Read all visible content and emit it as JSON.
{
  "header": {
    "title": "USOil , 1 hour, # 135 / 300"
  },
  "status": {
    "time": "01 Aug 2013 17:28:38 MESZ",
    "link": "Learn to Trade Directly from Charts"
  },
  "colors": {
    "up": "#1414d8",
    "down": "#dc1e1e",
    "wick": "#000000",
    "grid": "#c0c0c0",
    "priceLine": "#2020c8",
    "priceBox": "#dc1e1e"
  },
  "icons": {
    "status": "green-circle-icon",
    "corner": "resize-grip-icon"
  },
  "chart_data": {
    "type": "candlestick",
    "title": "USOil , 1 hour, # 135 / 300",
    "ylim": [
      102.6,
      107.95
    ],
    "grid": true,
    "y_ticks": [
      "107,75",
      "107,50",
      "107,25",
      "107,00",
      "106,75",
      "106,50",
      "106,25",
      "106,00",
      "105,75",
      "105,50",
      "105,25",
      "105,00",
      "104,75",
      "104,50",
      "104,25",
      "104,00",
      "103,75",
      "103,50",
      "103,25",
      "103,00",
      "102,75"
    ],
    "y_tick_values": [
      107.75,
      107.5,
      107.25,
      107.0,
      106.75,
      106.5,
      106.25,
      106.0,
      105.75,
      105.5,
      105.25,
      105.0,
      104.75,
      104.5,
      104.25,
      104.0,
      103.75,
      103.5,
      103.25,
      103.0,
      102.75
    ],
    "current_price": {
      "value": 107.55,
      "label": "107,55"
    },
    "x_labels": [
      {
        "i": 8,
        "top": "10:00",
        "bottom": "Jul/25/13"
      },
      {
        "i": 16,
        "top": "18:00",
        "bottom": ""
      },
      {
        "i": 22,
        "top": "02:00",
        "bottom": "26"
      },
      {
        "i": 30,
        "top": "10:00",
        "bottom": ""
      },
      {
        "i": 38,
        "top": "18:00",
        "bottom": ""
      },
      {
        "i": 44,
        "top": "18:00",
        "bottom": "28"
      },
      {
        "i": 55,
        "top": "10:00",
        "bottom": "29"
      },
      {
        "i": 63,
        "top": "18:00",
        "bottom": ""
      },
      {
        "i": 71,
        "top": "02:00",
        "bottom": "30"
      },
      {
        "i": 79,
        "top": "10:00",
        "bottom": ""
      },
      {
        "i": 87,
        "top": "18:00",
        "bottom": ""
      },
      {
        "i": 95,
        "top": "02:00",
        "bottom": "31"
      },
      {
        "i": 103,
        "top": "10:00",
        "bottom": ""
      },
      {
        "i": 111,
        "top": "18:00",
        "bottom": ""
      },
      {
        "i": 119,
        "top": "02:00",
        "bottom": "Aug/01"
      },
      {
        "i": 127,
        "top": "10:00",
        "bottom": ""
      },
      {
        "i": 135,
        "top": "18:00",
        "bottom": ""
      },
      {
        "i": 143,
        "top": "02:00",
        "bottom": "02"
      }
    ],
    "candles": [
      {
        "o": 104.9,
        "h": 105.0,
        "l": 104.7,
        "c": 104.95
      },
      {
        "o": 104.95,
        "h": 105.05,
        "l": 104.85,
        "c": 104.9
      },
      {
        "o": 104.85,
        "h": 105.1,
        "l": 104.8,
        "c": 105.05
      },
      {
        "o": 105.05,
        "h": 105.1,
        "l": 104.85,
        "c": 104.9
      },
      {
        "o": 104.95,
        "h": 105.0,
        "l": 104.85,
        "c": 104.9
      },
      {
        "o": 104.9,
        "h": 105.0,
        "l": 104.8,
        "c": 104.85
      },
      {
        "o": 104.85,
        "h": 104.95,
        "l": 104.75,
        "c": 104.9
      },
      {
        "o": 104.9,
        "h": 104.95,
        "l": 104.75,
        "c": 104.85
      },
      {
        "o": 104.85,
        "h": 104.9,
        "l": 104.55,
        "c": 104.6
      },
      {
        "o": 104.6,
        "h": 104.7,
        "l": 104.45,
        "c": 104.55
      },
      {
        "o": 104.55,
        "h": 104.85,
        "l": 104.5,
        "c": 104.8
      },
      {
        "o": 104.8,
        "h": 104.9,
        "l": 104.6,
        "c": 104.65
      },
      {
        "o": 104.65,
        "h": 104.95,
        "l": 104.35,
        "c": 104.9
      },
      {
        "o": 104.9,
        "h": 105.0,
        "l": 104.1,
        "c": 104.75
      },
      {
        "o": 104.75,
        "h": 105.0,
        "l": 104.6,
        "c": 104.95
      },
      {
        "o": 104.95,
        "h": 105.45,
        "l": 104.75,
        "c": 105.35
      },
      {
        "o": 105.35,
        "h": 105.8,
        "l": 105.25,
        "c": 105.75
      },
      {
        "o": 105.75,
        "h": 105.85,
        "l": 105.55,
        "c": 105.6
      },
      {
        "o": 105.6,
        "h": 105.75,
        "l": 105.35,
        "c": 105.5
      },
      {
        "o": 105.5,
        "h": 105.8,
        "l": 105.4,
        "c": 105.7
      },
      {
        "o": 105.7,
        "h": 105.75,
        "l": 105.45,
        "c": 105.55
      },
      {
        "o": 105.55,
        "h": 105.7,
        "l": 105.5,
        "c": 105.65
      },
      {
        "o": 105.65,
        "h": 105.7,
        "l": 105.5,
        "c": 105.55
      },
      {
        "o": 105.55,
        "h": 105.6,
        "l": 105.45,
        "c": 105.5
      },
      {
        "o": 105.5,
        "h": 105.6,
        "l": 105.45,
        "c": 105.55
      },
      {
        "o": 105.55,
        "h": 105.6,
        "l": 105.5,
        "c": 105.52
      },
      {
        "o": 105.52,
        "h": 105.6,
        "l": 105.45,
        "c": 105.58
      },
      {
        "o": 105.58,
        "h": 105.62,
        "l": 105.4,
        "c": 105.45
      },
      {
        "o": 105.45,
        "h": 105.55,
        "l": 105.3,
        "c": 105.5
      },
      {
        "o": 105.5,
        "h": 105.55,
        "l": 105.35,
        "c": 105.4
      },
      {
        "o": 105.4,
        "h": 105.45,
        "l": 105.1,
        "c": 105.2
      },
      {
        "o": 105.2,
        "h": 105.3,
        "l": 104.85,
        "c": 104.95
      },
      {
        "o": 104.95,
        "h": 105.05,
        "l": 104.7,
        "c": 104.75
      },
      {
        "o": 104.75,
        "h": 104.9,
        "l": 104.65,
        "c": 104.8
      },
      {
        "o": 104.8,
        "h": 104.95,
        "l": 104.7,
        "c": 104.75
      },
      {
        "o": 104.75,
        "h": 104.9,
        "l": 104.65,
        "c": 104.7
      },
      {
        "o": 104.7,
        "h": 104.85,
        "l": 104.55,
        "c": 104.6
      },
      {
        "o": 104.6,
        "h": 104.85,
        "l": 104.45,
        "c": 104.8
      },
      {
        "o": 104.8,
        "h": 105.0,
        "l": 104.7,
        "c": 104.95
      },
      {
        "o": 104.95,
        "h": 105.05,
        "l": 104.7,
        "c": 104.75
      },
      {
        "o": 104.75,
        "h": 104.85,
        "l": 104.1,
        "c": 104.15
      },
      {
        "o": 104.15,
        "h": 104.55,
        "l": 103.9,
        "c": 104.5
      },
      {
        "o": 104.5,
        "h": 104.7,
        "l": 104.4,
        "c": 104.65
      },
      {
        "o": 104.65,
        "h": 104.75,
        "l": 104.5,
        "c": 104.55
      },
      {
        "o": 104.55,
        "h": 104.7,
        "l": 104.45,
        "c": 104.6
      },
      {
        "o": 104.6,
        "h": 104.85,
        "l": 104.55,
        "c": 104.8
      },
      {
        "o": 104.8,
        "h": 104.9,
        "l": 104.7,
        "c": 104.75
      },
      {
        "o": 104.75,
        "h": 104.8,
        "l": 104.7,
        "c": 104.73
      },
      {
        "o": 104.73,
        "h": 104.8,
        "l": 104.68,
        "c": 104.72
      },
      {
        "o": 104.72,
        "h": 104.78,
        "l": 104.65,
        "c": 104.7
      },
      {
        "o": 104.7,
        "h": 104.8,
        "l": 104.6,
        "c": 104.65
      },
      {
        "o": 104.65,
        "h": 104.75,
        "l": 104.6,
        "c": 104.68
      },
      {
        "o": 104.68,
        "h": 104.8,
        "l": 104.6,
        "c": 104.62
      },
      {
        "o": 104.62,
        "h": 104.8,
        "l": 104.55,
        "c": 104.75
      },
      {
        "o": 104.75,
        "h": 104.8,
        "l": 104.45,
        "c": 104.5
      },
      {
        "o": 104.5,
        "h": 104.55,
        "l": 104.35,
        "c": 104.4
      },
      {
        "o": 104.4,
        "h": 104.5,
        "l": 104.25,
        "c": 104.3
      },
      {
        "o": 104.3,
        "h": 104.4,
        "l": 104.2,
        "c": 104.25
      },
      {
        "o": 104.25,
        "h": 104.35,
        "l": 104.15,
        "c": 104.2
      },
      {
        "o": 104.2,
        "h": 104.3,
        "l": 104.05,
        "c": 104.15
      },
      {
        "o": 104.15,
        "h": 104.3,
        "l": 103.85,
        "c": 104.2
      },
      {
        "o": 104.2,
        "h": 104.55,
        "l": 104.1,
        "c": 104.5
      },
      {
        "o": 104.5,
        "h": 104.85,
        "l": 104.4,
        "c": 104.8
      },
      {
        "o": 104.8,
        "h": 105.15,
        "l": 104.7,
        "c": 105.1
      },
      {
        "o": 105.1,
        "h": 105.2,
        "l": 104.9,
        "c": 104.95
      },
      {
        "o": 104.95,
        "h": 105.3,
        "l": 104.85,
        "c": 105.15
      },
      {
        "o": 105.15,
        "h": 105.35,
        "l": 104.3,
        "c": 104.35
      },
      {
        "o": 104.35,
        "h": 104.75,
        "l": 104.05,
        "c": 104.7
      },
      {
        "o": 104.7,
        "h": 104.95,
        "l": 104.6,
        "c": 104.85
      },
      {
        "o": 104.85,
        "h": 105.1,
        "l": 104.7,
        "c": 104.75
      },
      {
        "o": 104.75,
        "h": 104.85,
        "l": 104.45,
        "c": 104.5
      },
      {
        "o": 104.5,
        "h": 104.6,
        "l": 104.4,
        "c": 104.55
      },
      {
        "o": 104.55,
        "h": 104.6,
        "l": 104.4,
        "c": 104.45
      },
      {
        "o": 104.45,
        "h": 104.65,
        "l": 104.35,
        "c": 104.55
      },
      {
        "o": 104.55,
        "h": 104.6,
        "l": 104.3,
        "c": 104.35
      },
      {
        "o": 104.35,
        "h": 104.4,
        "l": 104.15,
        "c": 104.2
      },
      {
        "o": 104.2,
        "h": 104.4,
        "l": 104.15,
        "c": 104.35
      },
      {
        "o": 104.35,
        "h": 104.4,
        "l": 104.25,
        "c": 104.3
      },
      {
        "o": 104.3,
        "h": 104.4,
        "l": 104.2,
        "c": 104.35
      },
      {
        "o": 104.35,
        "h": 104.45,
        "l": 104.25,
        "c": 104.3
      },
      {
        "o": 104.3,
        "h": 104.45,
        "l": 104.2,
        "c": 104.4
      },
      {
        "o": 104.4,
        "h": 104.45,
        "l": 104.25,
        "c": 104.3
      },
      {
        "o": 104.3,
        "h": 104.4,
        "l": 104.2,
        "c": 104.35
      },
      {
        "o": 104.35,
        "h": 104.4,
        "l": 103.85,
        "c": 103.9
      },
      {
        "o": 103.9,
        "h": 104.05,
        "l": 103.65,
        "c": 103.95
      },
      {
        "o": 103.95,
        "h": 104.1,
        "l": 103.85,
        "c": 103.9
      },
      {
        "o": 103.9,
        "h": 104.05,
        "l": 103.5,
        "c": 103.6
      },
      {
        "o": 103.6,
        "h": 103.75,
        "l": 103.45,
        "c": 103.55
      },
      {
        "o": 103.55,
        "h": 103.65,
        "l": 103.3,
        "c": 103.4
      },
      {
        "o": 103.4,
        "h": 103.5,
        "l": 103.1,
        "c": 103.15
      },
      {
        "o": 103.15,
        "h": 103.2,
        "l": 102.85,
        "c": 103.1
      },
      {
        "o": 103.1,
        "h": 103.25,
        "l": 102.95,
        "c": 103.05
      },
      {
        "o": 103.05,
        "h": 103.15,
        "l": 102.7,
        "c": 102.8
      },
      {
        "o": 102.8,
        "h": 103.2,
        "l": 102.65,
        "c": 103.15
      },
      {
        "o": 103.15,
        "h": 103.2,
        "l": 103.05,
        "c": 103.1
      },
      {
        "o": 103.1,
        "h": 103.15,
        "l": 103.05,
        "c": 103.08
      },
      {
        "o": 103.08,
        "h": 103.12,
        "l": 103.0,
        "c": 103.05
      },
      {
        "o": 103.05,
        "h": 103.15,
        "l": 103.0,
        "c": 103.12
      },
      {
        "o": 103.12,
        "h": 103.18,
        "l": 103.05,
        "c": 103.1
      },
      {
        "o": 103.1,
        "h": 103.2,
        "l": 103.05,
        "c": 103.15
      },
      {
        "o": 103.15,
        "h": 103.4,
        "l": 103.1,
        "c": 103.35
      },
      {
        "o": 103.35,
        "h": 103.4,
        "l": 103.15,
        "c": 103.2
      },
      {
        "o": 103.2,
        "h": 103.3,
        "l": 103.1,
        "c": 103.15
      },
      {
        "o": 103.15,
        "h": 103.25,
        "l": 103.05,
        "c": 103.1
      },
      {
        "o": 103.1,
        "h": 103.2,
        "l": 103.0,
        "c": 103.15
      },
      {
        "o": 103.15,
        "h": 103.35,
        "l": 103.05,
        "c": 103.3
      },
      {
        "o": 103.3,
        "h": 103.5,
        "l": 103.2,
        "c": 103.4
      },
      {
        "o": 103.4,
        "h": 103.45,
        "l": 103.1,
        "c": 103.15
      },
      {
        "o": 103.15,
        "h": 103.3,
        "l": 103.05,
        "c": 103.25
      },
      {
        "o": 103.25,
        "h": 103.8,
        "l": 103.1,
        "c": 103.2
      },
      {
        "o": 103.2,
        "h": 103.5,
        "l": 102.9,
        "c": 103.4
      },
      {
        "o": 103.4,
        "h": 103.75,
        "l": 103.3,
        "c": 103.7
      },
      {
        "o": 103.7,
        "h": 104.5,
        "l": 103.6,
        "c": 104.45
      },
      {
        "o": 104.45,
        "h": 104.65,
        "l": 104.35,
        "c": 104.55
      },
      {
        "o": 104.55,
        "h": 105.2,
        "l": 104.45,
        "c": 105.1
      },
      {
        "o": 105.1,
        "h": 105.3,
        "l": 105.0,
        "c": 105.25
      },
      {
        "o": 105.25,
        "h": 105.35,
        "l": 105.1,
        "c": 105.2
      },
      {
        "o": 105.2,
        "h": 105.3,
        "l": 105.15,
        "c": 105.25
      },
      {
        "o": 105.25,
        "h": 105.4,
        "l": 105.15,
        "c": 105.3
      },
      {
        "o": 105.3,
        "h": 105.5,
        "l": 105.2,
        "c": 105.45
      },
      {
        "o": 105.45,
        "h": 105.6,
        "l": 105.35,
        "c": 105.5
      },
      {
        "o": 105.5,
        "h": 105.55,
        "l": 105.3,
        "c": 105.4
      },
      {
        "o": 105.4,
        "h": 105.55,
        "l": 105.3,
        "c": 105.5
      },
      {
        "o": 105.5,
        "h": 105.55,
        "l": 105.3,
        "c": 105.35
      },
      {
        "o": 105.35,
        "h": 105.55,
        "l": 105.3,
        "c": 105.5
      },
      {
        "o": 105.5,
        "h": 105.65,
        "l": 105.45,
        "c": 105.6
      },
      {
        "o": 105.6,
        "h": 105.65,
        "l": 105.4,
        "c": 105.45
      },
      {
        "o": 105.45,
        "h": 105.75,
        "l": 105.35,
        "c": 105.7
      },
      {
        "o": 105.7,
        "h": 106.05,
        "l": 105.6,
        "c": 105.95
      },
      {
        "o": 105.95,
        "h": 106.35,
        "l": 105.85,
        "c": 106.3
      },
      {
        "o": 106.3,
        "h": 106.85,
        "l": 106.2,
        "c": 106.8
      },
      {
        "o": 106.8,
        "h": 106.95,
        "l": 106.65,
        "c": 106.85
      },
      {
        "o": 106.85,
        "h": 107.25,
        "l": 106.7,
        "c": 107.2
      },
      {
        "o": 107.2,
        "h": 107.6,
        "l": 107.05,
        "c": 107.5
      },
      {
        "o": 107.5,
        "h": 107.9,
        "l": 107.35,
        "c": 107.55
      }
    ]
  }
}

* DO THIS *
Track down every line with the word "hour" and copy it.

* RESPONSE *
    "title": "USOil , 1 hour, # 135 / 300"
    "title": "USOil , 1 hour, # 135 / 300",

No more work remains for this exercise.